[Dataset entries on figures]
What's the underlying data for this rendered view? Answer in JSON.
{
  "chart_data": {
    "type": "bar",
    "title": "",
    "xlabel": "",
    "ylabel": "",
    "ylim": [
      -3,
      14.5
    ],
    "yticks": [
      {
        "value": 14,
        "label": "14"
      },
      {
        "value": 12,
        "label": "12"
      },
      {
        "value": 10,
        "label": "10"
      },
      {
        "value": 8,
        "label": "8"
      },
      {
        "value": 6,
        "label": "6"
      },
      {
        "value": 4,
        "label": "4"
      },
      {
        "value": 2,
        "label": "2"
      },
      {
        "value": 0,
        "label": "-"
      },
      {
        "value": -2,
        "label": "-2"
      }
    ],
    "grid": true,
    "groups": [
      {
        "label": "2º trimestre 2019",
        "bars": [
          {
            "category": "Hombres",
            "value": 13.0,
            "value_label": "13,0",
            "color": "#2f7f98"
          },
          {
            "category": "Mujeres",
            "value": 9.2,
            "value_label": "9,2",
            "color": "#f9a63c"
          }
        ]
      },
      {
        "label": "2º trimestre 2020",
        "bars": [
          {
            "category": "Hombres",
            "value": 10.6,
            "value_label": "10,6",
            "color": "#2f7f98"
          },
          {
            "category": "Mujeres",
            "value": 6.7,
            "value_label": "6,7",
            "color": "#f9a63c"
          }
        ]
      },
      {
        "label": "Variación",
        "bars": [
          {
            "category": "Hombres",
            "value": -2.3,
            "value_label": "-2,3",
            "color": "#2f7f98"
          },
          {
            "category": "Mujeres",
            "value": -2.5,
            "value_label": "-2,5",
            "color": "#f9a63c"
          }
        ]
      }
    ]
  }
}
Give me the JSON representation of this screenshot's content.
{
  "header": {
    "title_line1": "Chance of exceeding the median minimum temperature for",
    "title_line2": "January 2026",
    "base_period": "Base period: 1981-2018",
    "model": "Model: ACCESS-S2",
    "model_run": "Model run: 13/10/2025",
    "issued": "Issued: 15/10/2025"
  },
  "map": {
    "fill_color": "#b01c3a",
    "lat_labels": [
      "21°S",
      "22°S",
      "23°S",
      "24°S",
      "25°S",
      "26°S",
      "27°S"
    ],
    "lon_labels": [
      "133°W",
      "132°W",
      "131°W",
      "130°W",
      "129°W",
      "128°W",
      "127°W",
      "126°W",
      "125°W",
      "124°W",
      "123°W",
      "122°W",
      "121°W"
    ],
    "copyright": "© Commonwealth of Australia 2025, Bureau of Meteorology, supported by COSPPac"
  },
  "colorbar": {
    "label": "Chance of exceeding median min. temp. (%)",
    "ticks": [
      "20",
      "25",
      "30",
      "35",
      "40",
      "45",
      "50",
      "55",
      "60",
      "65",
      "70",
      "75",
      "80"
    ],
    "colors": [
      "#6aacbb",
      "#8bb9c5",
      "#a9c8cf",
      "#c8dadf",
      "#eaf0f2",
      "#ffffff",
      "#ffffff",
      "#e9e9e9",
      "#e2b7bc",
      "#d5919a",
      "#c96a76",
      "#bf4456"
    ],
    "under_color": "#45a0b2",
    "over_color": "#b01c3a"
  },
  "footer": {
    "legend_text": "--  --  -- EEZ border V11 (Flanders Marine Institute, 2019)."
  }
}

**TASK BRIEF**
Of the lines in this material, state how many hold the string "median". Write no other words.

**RESULT OF THE EXERCISE**
2